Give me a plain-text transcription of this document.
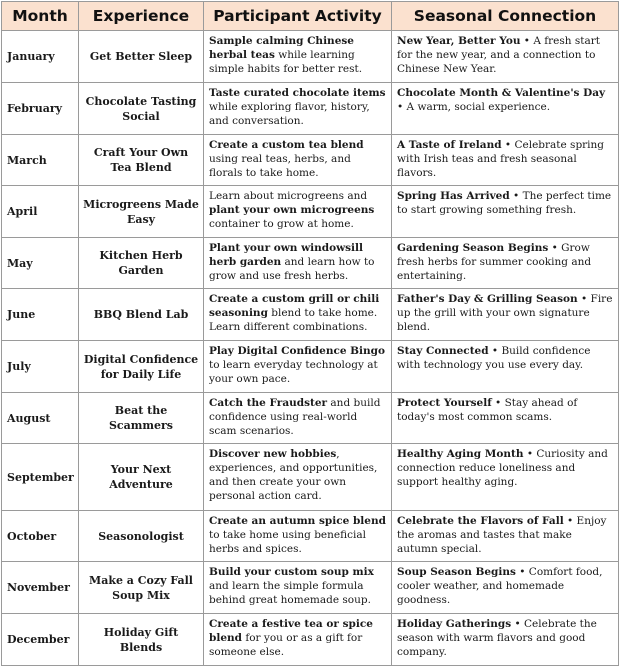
Month	Experience	Participant Activity	Seasonal Connection
January	Get Better Sleep	Sample calming Chinese herbal teas while learning simple habits for better rest.	New Year, Better You • A fresh start for the new year, and a connection to Chinese New Year.
February	Chocolate Tasting Social	Taste curated chocolate items while exploring flavor, history, and conversation.	Chocolate Month & Valentine's Day • A warm, social experience.
March	Craft Your Own Tea Blend	Create a custom tea blend using real teas, herbs, and florals to take home.	A Taste of Ireland • Celebrate spring with Irish teas and fresh seasonal flavors.
April	Microgreens Made Easy	Learn about microgreens and plant your own microgreens container to grow at home.	Spring Has Arrived • The perfect time to start growing something fresh.
May	Kitchen Herb Garden	Plant your own windowsill herb garden and learn how to grow and use fresh herbs.	Gardening Season Begins • Grow fresh herbs for summer cooking and entertaining.
June	BBQ Blend Lab	Create a custom grill or chili seasoning blend to take home. Learn different combinations.	Father's Day & Grilling Season • Fire up the grill with your own signature blend.
July	Digital Confidence for Daily Life	Play Digital Confidence Bingo to learn everyday technology at your own pace.	Stay Connected • Build confidence with technology you use every day.
August	Beat the Scammers	Catch the Fraudster and build confidence using real-world scam scenarios.	Protect Yourself • Stay ahead of today's most common scams.
September	Your Next Adventure	Discover new hobbies, experiences, and opportunities, and then create your own personal action card.	Healthy Aging Month • Curiosity and connection reduce loneliness and support healthy aging.
October	Seasonologist	Create an autumn spice blend to take home using beneficial herbs and spices.	Celebrate the Flavors of Fall • Enjoy the aromas and tastes that make autumn special.
November	Make a Cozy Fall Soup Mix	Build your custom soup mix and learn the simple formula behind great homemade soup.	Soup Season Begins • Comfort food, cooler weather, and homemade goodness.
December	Holiday Gift Blends	Create a festive tea or spice blend for you or as a gift for someone else.	Holiday Gatherings • Celebrate the season with warm flavors and good company.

^^^^^^^^

§ Directions for this task
The material above must be printed exactly, with its pictures left out.

§ Output for this task
Give me a plain-text transcription of this document.
Month	Experience	Participant Activity	Seasonal Connection
January	Get Better Sleep	Sample calming Chinese herbal teas while learning simple habits for better rest.	New Year, Better You • A fresh start for the new year, and a connection to Chinese New Year.
February	Chocolate Tasting Social	Taste curated chocolate items while exploring flavor, history, and conversation.	Chocolate Month & Valentine's Day • A warm, social experience.
March	Craft Your Own Tea Blend	Create a custom tea blend using real teas, herbs, and florals to take home.	A Taste of Ireland • Celebrate spring with Irish teas and fresh seasonal flavors.
April	Microgreens Made Easy	Learn about microgreens and plant your own microgreens container to grow at home.	Spring Has Arrived • The perfect time to start growing something fresh.
May	Kitchen Herb Garden	Plant your own windowsill herb garden and learn how to grow and use fresh herbs.	Gardening Season Begins • Grow fresh herbs for summer cooking and entertaining.
June	BBQ Blend Lab	Create a custom grill or chili seasoning blend to take home. Learn different combinations.	Father's Day & Grilling Season • Fire up the grill with your own signature blend.
July	Digital Confidence for Daily Life	Play Digital Confidence Bingo to learn everyday technology at your own pace.	Stay Connected • Build confidence with technology you use every day.
August	Beat the Scammers	Catch the Fraudster and build confidence using real-world scam scenarios.	Protect Yourself • Stay ahead of today's most common scams.
September	Your Next Adventure	Discover new hobbies, experiences, and opportunities, and then create your own personal action card.	Healthy Aging Month • Curiosity and connection reduce loneliness and support healthy aging.
October	Seasonologist	Create an autumn spice blend to take home using beneficial herbs and spices.	Celebrate the Flavors of Fall • Enjoy the aromas and tastes that make autumn special.
November	Make a Cozy Fall Soup Mix	Build your custom soup mix and learn the simple formula behind great homemade soup.	Soup Season Begins • Comfort food, cooler weather, and homemade goodness.
December	Holiday Gift Blends	Create a festive tea or spice blend for you or as a gift for someone else.	Holiday Gatherings • Celebrate the season with warm flavors and good company.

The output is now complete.